Collected data
········
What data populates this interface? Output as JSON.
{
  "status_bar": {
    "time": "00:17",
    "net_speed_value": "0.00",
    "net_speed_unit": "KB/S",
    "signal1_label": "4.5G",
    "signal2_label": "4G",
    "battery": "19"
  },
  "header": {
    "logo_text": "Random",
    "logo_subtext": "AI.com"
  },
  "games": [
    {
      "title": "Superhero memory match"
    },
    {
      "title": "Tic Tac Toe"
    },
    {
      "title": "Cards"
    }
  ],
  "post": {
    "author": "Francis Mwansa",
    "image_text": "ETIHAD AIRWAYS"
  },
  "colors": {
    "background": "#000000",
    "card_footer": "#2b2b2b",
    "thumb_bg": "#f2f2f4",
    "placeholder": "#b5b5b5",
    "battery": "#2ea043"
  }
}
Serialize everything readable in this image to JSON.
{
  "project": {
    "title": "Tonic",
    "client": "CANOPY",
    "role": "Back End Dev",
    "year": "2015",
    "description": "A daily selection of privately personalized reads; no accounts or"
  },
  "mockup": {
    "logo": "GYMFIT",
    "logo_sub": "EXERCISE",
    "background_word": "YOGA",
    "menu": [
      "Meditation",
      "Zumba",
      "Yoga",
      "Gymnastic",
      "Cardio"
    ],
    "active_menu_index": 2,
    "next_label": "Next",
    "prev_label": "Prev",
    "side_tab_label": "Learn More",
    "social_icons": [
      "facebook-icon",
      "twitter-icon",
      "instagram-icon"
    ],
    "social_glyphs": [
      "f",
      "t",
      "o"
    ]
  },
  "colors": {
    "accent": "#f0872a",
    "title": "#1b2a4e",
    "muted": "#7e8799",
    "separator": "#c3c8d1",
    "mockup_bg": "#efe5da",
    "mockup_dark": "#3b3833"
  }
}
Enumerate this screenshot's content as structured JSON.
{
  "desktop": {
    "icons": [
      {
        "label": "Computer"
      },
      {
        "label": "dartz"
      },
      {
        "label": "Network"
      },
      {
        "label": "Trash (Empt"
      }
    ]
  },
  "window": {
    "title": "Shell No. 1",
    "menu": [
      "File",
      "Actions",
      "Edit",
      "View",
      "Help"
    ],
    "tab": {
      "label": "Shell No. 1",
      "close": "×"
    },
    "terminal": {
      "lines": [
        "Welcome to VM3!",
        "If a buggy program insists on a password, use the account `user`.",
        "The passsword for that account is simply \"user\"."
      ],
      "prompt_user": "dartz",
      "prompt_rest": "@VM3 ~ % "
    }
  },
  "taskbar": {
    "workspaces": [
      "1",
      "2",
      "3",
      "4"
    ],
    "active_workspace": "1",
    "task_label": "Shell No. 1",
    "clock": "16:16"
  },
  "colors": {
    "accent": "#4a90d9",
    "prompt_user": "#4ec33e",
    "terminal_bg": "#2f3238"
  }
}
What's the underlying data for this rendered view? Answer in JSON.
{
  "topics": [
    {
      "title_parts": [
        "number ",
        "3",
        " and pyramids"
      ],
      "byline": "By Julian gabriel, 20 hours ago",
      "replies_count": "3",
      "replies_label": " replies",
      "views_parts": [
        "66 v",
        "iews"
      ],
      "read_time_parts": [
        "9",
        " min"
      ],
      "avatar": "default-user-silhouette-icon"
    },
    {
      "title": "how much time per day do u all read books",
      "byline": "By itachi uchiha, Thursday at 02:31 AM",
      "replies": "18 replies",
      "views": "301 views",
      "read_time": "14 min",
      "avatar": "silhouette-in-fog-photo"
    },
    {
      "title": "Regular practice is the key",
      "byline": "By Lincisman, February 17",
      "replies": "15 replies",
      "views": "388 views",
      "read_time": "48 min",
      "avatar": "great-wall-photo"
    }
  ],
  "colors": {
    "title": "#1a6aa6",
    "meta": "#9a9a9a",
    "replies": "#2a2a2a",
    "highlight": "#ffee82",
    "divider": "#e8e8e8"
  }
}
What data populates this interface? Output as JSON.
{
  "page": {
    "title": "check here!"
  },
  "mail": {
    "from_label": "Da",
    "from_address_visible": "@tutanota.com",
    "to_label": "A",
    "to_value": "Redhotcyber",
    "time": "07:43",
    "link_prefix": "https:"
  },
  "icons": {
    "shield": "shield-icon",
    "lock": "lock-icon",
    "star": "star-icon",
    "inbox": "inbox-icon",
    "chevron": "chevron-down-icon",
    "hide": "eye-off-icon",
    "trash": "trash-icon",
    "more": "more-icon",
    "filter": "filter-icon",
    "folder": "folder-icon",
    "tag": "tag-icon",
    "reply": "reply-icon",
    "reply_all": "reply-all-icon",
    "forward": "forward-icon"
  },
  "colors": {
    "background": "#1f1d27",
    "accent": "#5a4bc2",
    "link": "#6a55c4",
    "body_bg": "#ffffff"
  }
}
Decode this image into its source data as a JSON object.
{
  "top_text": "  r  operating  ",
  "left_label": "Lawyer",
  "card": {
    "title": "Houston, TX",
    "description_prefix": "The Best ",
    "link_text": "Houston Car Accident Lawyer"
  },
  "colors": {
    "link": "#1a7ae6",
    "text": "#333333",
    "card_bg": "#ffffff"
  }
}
········
STATED TASK —
Write out the full listing, keeping every line exactly as it is.

FINISHED TASK —
What data populates this interface? Output as JSON.
{
  "status_bar": {
    "time": "00:17",
    "net_speed_value": "0.00",
    "net_speed_unit": "KB/S",
    "signal1_label": "4.5G",
    "signal2_label": "4G",
    "battery": "19"
  },
  "header": {
    "logo_text": "Random",
    "logo_subtext": "AI.com"
  },
  "games": [
    {
      "title": "Superhero memory match"
    },
    {
      "title": "Tic Tac Toe"
    },
    {
      "title": "Cards"
    }
  ],
  "post": {
    "author": "Francis Mwansa",
    "image_text": "ETIHAD AIRWAYS"
  },
  "colors": {
    "background": "#000000",
    "card_footer": "#2b2b2b",
    "thumb_bg": "#f2f2f4",
    "placeholder": "#b5b5b5",
    "battery": "#2ea043"
  }
}
Serialize everything readable in this image to JSON.
{
  "project": {
    "title": "Tonic",
    "client": "CANOPY",
    "role": "Back End Dev",
    "year": "2015",
    "description": "A daily selection of privately personalized reads; no accounts or"
  },
  "mockup": {
    "logo": "GYMFIT",
    "logo_sub": "EXERCISE",
    "background_word": "YOGA",
    "menu": [
      "Meditation",
      "Zumba",
      "Yoga",
      "Gymnastic",
      "Cardio"
    ],
    "active_menu_index": 2,
    "next_label": "Next",
    "prev_label": "Prev",
    "side_tab_label": "Learn More",
    "social_icons": [
      "facebook-icon",
      "twitter-icon",
      "instagram-icon"
    ],
    "social_glyphs": [
      "f",
      "t",
      "o"
    ]
  },
  "colors": {
    "accent": "#f0872a",
    "title": "#1b2a4e",
    "muted": "#7e8799",
    "separator": "#c3c8d1",
    "mockup_bg": "#efe5da",
    "mockup_dark": "#3b3833"
  }
}
Enumerate this screenshot's content as structured JSON.
{
  "desktop": {
    "icons": [
      {
        "label": "Computer"
      },
      {
        "label": "dartz"
      },
      {
        "label": "Network"
      },
      {
        "label": "Trash (Empt"
      }
    ]
  },
  "window": {
    "title": "Shell No. 1",
    "menu": [
      "File",
      "Actions",
      "Edit",
      "View",
      "Help"
    ],
    "tab": {
      "label": "Shell No. 1",
      "close": "×"
    },
    "terminal": {
      "lines": [
        "Welcome to VM3!",
        "If a buggy program insists on a password, use the account `user`.",
        "The passsword for that account is simply \"user\"."
      ],
      "prompt_user": "dartz",
      "prompt_rest": "@VM3 ~ % "
    }
  },
  "taskbar": {
    "workspaces": [
      "1",
      "2",
      "3",
      "4"
    ],
    "active_workspace": "1",
    "task_label": "Shell No. 1",
    "clock": "16:16"
  },
  "colors": {
    "accent": "#4a90d9",
    "prompt_user": "#4ec33e",
    "terminal_bg": "#2f3238"
  }
}
What's the underlying data for this rendered view? Answer in JSON.
{
  "topics": [
    {
      "title_parts": [
        "number ",
        "3",
        " and pyramids"
      ],
      "byline": "By Julian gabriel, 20 hours ago",
      "replies_count": "3",
      "replies_label": " replies",
      "views_parts": [
        "66 v",
        "iews"
      ],
      "read_time_parts": [
        "9",
        " min"
      ],
      "avatar": "default-user-silhouette-icon"
    },
    {
      "title": "how much time per day do u all read books",
      "byline": "By itachi uchiha, Thursday at 02:31 AM",
      "replies": "18 replies",
      "views": "301 views",
      "read_time": "14 min",
      "avatar": "silhouette-in-fog-photo"
    },
    {
      "title": "Regular practice is the key",
      "byline": "By Lincisman, February 17",
      "replies": "15 replies",
      "views": "388 views",
      "read_time": "48 min",
      "avatar": "great-wall-photo"
    }
  ],
  "colors": {
    "title": "#1a6aa6",
    "meta": "#9a9a9a",
    "replies": "#2a2a2a",
    "highlight": "#ffee82",
    "divider": "#e8e8e8"
  }
}
What data populates this interface? Output as JSON.
{
  "page": {
    "title": "check here!"
  },
  "mail": {
    "from_label": "Da",
    "from_address_visible": "@tutanota.com",
    "to_label": "A",
    "to_value": "Redhotcyber",
    "time": "07:43",
    "link_prefix": "https:"
  },
  "icons": {
    "shield": "shield-icon",
    "lock": "lock-icon",
    "star": "star-icon",
    "inbox": "inbox-icon",
    "chevron": "chevron-down-icon",
    "hide": "eye-off-icon",
    "trash": "trash-icon",
    "more": "more-icon",
    "filter": "filter-icon",
    "folder": "folder-icon",
    "tag": "tag-icon",
    "reply": "reply-icon",
    "reply_all": "reply-all-icon",
    "forward": "forward-icon"
  },
  "colors": {
    "background": "#1f1d27",
    "accent": "#5a4bc2",
    "link": "#6a55c4",
    "body_bg": "#ffffff"
  }
}
Decode this image into its source data as a JSON object.
{
  "top_text": "  r  operating  ",
  "left_label": "Lawyer",
  "card": {
    "title": "Houston, TX",
    "description_prefix": "The Best ",
    "link_text": "Houston Car Accident Lawyer"
  },
  "colors": {
    "link": "#1a7ae6",
    "text": "#333333",
    "card_bg": "#ffffff"
  }
}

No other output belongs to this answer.